## Problem details
Copy each line in which the string "Energy" occurs.

## Record extracts
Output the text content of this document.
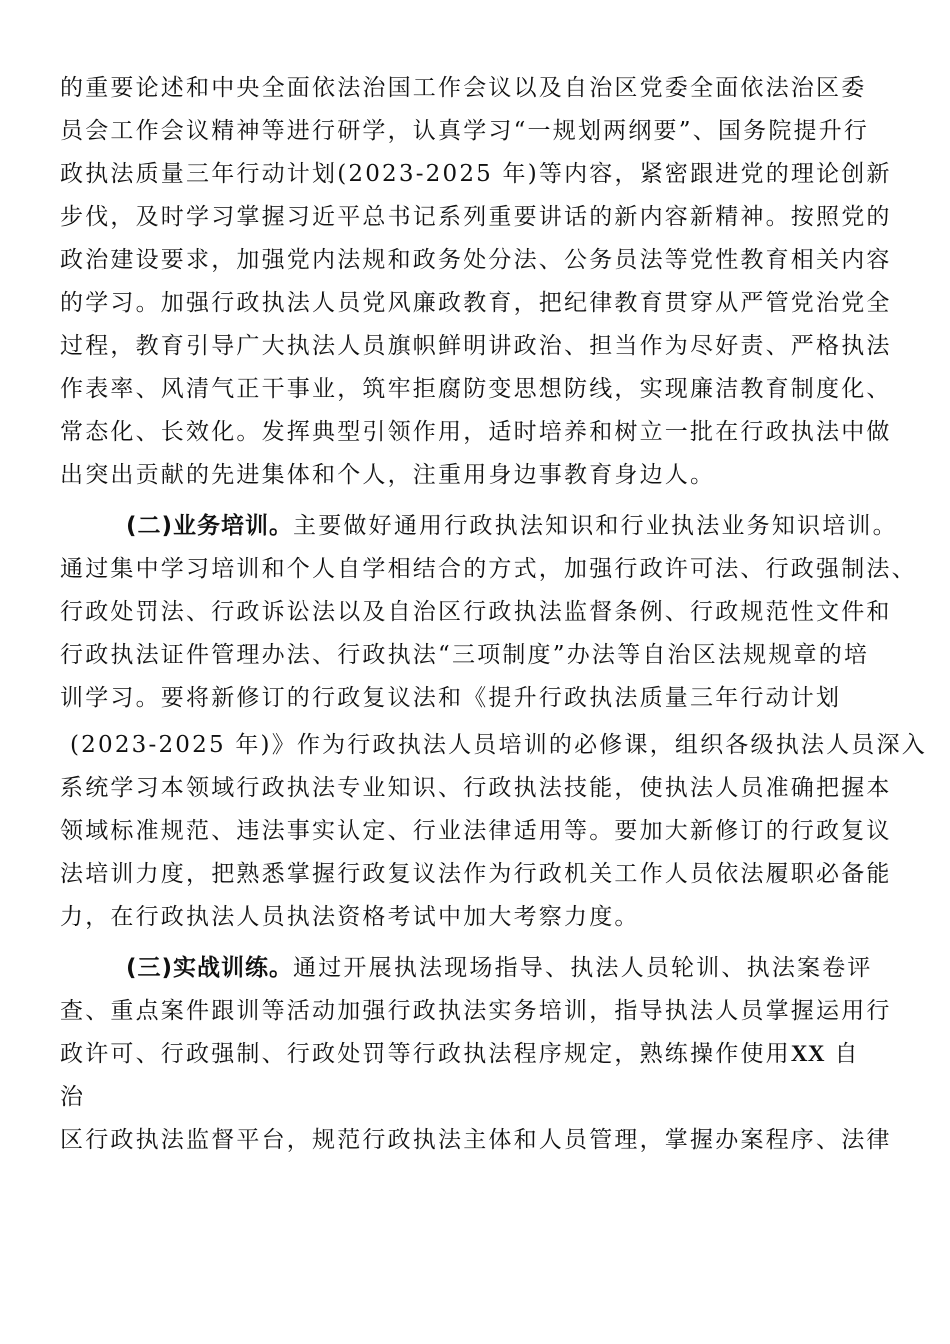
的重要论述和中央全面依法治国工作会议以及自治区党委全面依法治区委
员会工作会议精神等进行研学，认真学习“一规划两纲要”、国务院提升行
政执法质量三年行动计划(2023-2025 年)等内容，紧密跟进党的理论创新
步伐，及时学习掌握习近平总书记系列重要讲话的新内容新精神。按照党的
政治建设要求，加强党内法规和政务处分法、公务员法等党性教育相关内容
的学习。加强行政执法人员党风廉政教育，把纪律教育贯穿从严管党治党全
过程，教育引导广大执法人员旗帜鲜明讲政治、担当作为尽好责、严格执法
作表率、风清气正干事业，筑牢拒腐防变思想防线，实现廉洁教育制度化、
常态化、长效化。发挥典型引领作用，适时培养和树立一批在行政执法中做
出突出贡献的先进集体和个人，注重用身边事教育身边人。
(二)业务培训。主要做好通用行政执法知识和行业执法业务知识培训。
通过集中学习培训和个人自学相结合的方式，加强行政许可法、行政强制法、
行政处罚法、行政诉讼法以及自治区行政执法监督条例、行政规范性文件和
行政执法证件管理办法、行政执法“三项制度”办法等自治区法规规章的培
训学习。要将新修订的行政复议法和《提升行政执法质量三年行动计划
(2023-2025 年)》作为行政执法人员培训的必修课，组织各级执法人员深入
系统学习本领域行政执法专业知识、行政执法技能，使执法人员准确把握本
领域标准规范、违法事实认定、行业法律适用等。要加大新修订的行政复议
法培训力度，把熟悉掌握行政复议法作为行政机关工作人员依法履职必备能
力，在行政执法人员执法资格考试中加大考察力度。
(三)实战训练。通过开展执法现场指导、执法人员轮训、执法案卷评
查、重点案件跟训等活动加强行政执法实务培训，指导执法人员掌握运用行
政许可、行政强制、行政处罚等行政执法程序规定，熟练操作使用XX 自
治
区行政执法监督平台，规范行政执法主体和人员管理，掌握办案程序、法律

---

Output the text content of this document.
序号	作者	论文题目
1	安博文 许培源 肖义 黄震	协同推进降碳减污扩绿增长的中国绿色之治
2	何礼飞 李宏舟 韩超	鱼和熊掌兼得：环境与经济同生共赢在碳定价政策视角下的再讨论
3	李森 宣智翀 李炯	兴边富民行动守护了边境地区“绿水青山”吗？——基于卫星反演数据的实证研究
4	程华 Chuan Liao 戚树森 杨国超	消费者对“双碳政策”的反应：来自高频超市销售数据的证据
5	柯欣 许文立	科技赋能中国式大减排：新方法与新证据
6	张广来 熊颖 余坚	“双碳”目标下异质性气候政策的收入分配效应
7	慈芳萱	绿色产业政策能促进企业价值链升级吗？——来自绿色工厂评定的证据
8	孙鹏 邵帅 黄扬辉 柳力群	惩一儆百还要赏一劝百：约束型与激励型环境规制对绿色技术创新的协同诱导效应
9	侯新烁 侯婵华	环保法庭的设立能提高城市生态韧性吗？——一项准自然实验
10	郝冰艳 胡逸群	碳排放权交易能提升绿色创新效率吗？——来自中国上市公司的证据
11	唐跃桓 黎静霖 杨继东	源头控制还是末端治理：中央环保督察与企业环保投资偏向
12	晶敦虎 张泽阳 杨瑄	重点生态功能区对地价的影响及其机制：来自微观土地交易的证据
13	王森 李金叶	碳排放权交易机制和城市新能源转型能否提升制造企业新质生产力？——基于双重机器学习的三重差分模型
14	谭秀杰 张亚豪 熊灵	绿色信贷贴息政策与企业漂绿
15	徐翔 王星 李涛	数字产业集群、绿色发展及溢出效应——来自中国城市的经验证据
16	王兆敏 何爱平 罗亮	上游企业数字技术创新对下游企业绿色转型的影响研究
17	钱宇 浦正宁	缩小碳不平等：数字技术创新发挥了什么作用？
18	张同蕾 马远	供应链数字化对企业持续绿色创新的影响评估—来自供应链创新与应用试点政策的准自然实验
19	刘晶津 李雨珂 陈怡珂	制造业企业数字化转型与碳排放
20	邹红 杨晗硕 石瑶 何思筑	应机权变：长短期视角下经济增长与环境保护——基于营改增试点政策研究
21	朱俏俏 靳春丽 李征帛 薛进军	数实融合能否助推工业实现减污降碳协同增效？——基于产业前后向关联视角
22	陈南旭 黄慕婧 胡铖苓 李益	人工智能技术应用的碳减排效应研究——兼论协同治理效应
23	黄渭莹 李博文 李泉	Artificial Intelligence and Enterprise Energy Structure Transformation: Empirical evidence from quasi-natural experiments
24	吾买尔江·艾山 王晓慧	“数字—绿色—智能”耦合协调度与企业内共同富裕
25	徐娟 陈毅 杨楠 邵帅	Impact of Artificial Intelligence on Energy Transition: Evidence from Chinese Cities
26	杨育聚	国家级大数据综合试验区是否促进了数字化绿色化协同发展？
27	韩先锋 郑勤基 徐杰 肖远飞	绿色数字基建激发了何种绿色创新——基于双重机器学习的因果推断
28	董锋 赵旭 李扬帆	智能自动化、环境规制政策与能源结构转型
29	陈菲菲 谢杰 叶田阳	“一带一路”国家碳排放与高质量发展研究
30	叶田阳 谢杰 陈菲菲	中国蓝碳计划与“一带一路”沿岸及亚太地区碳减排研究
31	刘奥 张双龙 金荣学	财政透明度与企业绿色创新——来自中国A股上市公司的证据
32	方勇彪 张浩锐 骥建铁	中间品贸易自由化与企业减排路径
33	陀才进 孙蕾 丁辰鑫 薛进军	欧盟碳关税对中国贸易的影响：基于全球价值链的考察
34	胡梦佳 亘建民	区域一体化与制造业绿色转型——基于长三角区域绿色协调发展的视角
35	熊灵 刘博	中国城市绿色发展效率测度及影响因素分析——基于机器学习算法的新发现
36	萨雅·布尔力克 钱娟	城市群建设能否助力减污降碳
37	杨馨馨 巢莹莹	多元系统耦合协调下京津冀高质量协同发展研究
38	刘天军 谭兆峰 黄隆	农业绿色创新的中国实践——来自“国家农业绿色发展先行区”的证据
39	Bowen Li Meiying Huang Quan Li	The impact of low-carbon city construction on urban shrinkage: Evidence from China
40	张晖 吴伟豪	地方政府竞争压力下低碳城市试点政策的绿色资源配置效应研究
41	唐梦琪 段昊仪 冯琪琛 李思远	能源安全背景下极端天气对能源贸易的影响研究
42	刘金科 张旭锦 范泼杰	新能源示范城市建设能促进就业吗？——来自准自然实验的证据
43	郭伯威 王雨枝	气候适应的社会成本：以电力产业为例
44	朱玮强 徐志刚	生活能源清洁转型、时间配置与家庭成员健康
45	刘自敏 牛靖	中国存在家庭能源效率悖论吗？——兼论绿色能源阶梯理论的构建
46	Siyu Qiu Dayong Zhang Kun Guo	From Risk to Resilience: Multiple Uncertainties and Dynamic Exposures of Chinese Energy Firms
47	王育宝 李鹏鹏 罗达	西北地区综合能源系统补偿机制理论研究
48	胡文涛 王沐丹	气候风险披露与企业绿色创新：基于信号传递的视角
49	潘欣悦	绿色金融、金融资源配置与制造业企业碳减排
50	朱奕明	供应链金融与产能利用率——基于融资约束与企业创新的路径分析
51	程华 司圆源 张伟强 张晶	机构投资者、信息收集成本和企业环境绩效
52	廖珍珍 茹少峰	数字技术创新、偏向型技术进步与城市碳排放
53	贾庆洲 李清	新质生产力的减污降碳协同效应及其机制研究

## Worked solution
23	黄渭莹 李博文 李泉	Artificial Intelligence and Enterprise Energy Structure Transformation: Empirical evidence from quasi-natural experiments
25	徐娟 陈毅 杨楠 邵帅	Impact of Artificial Intelligence on Energy Transition: Evidence from Chinese Cities
46	Siyu Qiu Dayong Zhang Kun Guo	From Risk to Resilience: Multiple Uncertainties and Dynamic Exposures of Chinese Energy Firms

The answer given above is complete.